• Exercise aim
Please continue the account of Val Fairman and his peregrine falcons below, starting after its last sentence.

• Passage shown
DONORS:
California Hawking Club with Frank and Linda Ely, Mrs. Mary Fairman
Jim in 1964
Norval “Val” Fairman took his first peregrine falcon for falconry at a time that was a far
different era than that which we enjoy today.
Game hawking was new to most Americans and the
captive propagation of raptors and radio telemetry were completely unknown. Val recorded his first trip to
a peregrine falcon eyrie. It was a hundred foot tall sandstone cliff overlooking the ocean at Point Reyes near
the San Francisco Bay Area. The film begins with him and his new wife, Mary, loading in to their convertible
1957 Chevy, and ends with peregrines stooping above the beach.
Val did not take a peregrine that day, nor did he take one on his next visit. These early days of falconry had
not yet benefited from Yvon Chouinard’s later popularization of rock climbing and attendant gear. So being
a smart guy, he hung a ladder from the top of the cliff but found that he still could not quite reach the eyrie.
He finally hired a climber to make the trip to the nest and collect his bird.
During his next twenty years, Val watched the near extirpation of the peregrine due to DDT contamination
of the environment and the beginning of captive propagation. He saw Brian Walton help other Bay Area
falconers, Louis Davis and Dewey Savell get the first two raptor breeding permits awarded to non-scientists
in the late 1970s, and Val soon had one too. He tried unsuccessfully to breed prairie falcons but had success
after Dewey gave him a pair of peregrines. (Breeders were not allowed to receive any compensation for their
progeny for at least another decade). From that time until his death in 2016, Val always had at least one pair
of peregrines on his property in Diablo, California.
I got to know Val about twenty years ago when he was in the process of retiring from a career as an attorney
for Californias Department of Transportation. At the time, he had two pairs of peregrine falcons that were
producing as many as three cohorts of young each year. As a conservation biologist for the UC Santa Cruz
Predatory Bird Research Group I would collect all the young he produced and set up a hack site for them. His
older pair usually had eggs in the nest by early January and five week-old young in March. The pair would
immediately recycle when we took the grown young and produce a second cohort of young that were ready
for release at the more “normal” time of mid-June. So we usually released seven or eight young per year from
that pair alone, and as many as a dozen from his property.

• Extracted records

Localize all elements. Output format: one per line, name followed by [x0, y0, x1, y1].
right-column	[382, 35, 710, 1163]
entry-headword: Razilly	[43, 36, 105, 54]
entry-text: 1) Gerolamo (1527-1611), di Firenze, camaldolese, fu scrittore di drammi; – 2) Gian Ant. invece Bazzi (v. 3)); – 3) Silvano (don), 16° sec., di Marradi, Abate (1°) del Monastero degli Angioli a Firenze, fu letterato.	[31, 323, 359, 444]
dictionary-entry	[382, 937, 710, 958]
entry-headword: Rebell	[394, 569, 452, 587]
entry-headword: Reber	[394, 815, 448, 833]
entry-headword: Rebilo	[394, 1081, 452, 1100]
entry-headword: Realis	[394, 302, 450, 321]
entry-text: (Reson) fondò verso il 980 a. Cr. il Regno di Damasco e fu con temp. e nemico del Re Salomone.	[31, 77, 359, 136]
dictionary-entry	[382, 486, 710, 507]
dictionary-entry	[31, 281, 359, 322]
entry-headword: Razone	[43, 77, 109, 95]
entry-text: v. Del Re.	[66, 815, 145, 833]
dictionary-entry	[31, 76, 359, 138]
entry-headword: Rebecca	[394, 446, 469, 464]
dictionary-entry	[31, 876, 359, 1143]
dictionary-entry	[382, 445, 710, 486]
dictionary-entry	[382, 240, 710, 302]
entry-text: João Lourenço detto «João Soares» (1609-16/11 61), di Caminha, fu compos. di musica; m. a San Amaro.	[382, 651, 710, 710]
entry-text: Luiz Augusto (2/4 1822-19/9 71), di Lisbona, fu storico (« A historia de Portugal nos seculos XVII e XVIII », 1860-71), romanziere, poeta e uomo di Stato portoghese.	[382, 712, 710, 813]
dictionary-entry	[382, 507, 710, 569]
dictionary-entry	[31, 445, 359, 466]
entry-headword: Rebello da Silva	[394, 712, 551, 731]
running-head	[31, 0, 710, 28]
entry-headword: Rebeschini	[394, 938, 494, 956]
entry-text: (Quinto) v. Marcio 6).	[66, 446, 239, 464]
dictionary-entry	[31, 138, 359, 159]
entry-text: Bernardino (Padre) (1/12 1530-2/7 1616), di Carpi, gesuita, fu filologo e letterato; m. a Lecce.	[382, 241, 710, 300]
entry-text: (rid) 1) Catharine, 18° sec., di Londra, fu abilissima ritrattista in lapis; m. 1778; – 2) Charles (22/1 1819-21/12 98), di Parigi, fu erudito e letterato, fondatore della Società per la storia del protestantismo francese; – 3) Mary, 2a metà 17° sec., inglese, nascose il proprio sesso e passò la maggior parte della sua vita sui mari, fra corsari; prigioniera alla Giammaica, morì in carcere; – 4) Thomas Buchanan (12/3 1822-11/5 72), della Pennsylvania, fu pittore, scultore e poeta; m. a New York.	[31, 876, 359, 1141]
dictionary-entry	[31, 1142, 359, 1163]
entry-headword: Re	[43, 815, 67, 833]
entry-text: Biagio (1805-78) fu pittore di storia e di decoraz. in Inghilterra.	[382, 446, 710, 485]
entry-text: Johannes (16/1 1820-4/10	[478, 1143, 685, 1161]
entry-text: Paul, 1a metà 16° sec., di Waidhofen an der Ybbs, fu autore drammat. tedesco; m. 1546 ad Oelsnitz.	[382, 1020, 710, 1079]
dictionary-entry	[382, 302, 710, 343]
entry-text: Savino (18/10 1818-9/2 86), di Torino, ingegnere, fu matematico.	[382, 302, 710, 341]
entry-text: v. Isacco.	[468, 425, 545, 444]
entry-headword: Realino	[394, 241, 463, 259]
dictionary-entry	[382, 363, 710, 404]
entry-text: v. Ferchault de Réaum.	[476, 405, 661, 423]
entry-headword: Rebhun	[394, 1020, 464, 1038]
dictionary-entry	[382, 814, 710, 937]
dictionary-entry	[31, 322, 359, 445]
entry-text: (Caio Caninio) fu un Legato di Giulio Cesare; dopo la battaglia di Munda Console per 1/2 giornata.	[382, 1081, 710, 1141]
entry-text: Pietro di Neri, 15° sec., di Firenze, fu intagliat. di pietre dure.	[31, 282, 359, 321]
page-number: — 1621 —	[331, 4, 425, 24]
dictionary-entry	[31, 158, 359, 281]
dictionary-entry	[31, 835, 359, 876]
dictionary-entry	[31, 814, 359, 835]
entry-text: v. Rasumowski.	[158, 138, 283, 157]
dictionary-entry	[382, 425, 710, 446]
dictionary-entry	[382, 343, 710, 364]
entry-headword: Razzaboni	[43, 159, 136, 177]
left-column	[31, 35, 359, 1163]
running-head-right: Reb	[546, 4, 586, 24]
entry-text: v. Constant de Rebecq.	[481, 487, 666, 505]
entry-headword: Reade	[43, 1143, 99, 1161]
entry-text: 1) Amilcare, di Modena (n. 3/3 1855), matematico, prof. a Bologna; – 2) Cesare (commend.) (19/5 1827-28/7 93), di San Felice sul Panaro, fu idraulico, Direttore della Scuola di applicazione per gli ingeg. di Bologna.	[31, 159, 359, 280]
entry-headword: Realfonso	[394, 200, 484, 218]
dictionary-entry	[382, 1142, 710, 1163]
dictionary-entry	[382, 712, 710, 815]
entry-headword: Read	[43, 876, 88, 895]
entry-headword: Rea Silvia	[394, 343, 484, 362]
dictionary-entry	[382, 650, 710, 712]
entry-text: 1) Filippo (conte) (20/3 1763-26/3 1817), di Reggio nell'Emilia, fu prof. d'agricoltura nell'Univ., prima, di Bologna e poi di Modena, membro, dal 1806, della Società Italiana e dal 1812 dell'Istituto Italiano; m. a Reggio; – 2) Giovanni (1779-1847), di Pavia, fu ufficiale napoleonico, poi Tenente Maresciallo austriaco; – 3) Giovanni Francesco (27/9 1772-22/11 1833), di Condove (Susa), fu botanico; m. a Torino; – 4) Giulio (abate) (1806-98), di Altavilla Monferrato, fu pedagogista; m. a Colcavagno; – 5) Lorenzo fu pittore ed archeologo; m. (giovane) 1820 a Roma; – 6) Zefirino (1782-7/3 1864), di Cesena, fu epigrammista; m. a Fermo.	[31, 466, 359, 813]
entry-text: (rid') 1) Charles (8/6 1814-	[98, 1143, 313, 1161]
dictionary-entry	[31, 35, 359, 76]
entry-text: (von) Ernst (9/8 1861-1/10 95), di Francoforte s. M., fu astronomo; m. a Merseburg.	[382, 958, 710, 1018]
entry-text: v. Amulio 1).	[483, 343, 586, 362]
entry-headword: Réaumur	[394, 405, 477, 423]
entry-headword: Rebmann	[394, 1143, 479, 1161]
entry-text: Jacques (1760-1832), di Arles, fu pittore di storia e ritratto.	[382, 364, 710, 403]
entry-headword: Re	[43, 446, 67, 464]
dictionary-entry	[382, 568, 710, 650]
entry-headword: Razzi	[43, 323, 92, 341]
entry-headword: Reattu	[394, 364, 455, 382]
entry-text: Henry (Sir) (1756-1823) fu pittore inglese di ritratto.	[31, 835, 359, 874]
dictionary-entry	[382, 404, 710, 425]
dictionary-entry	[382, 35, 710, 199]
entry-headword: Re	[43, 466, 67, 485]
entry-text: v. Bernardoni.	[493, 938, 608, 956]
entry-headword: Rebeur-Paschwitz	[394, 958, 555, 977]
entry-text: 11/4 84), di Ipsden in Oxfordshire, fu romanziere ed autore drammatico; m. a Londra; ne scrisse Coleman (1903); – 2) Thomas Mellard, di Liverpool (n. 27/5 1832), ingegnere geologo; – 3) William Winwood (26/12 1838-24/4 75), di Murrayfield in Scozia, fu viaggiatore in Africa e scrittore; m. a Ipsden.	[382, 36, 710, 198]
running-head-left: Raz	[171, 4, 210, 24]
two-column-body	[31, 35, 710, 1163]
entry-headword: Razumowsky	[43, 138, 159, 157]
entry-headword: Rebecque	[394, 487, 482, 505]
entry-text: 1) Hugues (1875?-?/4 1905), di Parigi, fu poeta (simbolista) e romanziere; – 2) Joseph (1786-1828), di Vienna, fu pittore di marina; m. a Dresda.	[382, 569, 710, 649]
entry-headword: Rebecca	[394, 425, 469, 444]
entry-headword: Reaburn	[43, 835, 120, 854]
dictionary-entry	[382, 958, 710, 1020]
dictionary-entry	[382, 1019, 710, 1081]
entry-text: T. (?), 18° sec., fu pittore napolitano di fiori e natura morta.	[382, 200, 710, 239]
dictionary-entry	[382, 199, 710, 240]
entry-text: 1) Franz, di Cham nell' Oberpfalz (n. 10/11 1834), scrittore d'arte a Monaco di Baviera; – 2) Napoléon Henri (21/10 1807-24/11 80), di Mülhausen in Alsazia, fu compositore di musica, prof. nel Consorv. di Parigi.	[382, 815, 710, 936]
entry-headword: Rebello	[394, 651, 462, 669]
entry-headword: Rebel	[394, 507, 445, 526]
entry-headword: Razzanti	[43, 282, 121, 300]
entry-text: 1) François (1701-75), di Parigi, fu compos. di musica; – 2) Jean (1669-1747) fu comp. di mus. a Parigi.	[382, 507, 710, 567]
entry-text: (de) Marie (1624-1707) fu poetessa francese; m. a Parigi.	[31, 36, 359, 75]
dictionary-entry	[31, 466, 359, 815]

• Task output
Periodically I asked Val if he wanted to sell or give any of his birds to falconers and occasionally he held
back a falcon as a gift for someone. But Val said that he preferred to release his birds—to put some back—
Val Fairman will be missed
by those fortunate enough to
have known this pioneer of
Bay Area falconry.
and besides, he said, “falconers often
complained that the birds were the
wrong color, wrong size, or too hard to
train. It just made him feel good to see
the birds going to the wild and he came
to one of our hack sites along the coast
to see a group of them released one year.
One of his birds was found nesting on
Santa Cruz Island off the Santa Barbara
coast and another was famously the mate
to the San Jose City Hall female in 2008.
In the course of our endangered species
recovery work we often had contracts
that underwrote the costs of releasing
peregrines to the wild and we paid Val
and other breeders for this purpose. We
released Val’s birds in Santa Barbara
County, Muir Beach, San Gregorio,
Santa Cruz, and even on Idahos Camas
Prairie. But every single time we paid
Val for falcons under the terms of our
contracts he refunded the money to
the Predatory Bird Research Group as
a donation that could be used for other
raptor recovery work. He paid the entire
cost of the mountain of quail his falcons
consumed. More than anything else Val
was a gentleman and a generous human
being. He used his ability as an attorney
to push back on some of the overly
restrictive and oppressive policies of the
Department of Fish and Game in the
1980s to help make falcons more readily
available to all of us.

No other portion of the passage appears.